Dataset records
--- BEGIN ---

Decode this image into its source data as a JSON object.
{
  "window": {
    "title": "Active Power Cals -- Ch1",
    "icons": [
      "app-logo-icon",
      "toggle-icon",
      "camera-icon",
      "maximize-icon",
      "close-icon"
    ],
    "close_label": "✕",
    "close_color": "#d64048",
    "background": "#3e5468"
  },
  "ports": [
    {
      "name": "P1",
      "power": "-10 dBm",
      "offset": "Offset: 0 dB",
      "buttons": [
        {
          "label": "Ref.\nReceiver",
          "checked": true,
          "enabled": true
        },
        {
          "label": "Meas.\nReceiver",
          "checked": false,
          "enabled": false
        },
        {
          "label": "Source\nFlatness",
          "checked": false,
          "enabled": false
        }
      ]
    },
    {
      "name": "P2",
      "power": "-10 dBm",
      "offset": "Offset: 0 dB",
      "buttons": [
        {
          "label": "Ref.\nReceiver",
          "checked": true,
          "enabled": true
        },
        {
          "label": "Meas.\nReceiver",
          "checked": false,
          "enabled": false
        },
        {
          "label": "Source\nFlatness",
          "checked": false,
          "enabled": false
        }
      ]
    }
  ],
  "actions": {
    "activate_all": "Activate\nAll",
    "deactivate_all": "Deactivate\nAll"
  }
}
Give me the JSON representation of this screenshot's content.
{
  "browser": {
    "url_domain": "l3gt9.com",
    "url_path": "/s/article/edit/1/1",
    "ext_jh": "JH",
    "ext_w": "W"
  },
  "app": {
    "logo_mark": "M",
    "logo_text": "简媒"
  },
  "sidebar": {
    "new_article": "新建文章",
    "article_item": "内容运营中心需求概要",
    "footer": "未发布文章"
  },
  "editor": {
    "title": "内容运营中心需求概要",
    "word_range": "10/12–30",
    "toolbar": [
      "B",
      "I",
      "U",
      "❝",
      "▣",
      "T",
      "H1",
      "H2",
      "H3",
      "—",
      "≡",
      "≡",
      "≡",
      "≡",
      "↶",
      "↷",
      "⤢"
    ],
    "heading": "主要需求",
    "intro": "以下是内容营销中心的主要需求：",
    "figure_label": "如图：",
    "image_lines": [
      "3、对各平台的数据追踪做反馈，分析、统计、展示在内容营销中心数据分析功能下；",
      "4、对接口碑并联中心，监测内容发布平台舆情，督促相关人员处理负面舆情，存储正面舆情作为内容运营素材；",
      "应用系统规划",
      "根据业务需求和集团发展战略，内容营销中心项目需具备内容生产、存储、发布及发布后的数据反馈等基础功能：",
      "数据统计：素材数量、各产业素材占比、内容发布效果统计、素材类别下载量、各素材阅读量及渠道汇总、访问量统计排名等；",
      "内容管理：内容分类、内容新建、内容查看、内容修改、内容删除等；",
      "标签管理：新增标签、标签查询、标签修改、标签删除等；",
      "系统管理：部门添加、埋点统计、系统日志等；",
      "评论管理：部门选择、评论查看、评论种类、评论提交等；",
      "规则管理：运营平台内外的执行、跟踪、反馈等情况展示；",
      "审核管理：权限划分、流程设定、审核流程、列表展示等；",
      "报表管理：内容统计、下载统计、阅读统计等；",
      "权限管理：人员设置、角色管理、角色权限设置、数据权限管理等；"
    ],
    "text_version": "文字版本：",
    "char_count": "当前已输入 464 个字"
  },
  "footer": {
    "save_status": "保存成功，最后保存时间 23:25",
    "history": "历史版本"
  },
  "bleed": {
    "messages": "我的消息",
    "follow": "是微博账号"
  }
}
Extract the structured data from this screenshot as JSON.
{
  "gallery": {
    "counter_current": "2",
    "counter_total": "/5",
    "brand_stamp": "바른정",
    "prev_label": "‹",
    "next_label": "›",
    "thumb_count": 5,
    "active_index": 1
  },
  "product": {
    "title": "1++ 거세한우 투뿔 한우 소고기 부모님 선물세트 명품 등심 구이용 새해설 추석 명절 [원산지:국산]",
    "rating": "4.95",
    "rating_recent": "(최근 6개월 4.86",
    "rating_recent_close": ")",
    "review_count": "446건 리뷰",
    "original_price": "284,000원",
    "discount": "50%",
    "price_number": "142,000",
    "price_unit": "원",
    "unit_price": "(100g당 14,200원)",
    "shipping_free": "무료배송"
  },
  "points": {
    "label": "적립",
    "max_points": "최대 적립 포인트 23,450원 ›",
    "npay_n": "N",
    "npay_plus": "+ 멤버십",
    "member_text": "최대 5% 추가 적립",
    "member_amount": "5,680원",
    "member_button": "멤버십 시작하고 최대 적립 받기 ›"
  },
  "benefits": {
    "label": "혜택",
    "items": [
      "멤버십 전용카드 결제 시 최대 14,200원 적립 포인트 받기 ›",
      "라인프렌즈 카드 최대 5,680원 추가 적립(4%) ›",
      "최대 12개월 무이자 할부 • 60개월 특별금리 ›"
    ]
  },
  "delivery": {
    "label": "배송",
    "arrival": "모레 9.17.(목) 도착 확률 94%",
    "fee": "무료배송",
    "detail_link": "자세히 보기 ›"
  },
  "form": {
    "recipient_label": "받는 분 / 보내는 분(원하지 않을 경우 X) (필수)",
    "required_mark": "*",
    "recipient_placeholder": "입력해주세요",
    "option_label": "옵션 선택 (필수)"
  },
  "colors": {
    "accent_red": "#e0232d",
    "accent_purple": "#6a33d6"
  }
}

--- END ---

**Written instruction**
Your task is to transcribe the material exactly.

**Output for this task**
Decode this image into its source data as a JSON object.
{
  "window": {
    "title": "Active Power Cals -- Ch1",
    "icons": [
      "app-logo-icon",
      "toggle-icon",
      "camera-icon",
      "maximize-icon",
      "close-icon"
    ],
    "close_label": "✕",
    "close_color": "#d64048",
    "background": "#3e5468"
  },
  "ports": [
    {
      "name": "P1",
      "power": "-10 dBm",
      "offset": "Offset: 0 dB",
      "buttons": [
        {
          "label": "Ref.\nReceiver",
          "checked": true,
          "enabled": true
        },
        {
          "label": "Meas.\nReceiver",
          "checked": false,
          "enabled": false
        },
        {
          "label": "Source\nFlatness",
          "checked": false,
          "enabled": false
        }
      ]
    },
    {
      "name": "P2",
      "power": "-10 dBm",
      "offset": "Offset: 0 dB",
      "buttons": [
        {
          "label": "Ref.\nReceiver",
          "checked": true,
          "enabled": true
        },
        {
          "label": "Meas.\nReceiver",
          "checked": false,
          "enabled": false
        },
        {
          "label": "Source\nFlatness",
          "checked": false,
          "enabled": false
        }
      ]
    }
  ],
  "actions": {
    "activate_all": "Activate\nAll",
    "deactivate_all": "Deactivate\nAll"
  }
}
Give me the JSON representation of this screenshot's content.
{
  "browser": {
    "url_domain": "l3gt9.com",
    "url_path": "/s/article/edit/1/1",
    "ext_jh": "JH",
    "ext_w": "W"
  },
  "app": {
    "logo_mark": "M",
    "logo_text": "简媒"
  },
  "sidebar": {
    "new_article": "新建文章",
    "article_item": "内容运营中心需求概要",
    "footer": "未发布文章"
  },
  "editor": {
    "title": "内容运营中心需求概要",
    "word_range": "10/12–30",
    "toolbar": [
      "B",
      "I",
      "U",
      "❝",
      "▣",
      "T",
      "H1",
      "H2",
      "H3",
      "—",
      "≡",
      "≡",
      "≡",
      "≡",
      "↶",
      "↷",
      "⤢"
    ],
    "heading": "主要需求",
    "intro": "以下是内容营销中心的主要需求：",
    "figure_label": "如图：",
    "image_lines": [
      "3、对各平台的数据追踪做反馈，分析、统计、展示在内容营销中心数据分析功能下；",
      "4、对接口碑并联中心，监测内容发布平台舆情，督促相关人员处理负面舆情，存储正面舆情作为内容运营素材；",
      "应用系统规划",
      "根据业务需求和集团发展战略，内容营销中心项目需具备内容生产、存储、发布及发布后的数据反馈等基础功能：",
      "数据统计：素材数量、各产业素材占比、内容发布效果统计、素材类别下载量、各素材阅读量及渠道汇总、访问量统计排名等；",
      "内容管理：内容分类、内容新建、内容查看、内容修改、内容删除等；",
      "标签管理：新增标签、标签查询、标签修改、标签删除等；",
      "系统管理：部门添加、埋点统计、系统日志等；",
      "评论管理：部门选择、评论查看、评论种类、评论提交等；",
      "规则管理：运营平台内外的执行、跟踪、反馈等情况展示；",
      "审核管理：权限划分、流程设定、审核流程、列表展示等；",
      "报表管理：内容统计、下载统计、阅读统计等；",
      "权限管理：人员设置、角色管理、角色权限设置、数据权限管理等；"
    ],
    "text_version": "文字版本：",
    "char_count": "当前已输入 464 个字"
  },
  "footer": {
    "save_status": "保存成功，最后保存时间 23:25",
    "history": "历史版本"
  },
  "bleed": {
    "messages": "我的消息",
    "follow": "是微博账号"
  }
}
Extract the structured data from this screenshot as JSON.
{
  "gallery": {
    "counter_current": "2",
    "counter_total": "/5",
    "brand_stamp": "바른정",
    "prev_label": "‹",
    "next_label": "›",
    "thumb_count": 5,
    "active_index": 1
  },
  "product": {
    "title": "1++ 거세한우 투뿔 한우 소고기 부모님 선물세트 명품 등심 구이용 새해설 추석 명절 [원산지:국산]",
    "rating": "4.95",
    "rating_recent": "(최근 6개월 4.86",
    "rating_recent_close": ")",
    "review_count": "446건 리뷰",
    "original_price": "284,000원",
    "discount": "50%",
    "price_number": "142,000",
    "price_unit": "원",
    "unit_price": "(100g당 14,200원)",
    "shipping_free": "무료배송"
  },
  "points": {
    "label": "적립",
    "max_points": "최대 적립 포인트 23,450원 ›",
    "npay_n": "N",
    "npay_plus": "+ 멤버십",
    "member_text": "최대 5% 추가 적립",
    "member_amount": "5,680원",
    "member_button": "멤버십 시작하고 최대 적립 받기 ›"
  },
  "benefits": {
    "label": "혜택",
    "items": [
      "멤버십 전용카드 결제 시 최대 14,200원 적립 포인트 받기 ›",
      "라인프렌즈 카드 최대 5,680원 추가 적립(4%) ›",
      "최대 12개월 무이자 할부 • 60개월 특별금리 ›"
    ]
  },
  "delivery": {
    "label": "배송",
    "arrival": "모레 9.17.(목) 도착 확률 94%",
    "fee": "무료배송",
    "detail_link": "자세히 보기 ›"
  },
  "form": {
    "recipient_label": "받는 분 / 보내는 분(원하지 않을 경우 X) (필수)",
    "required_mark": "*",
    "recipient_placeholder": "입력해주세요",
    "option_label": "옵션 선택 (필수)"
  },
  "colors": {
    "accent_red": "#e0232d",
    "accent_purple": "#6a33d6"
  }
}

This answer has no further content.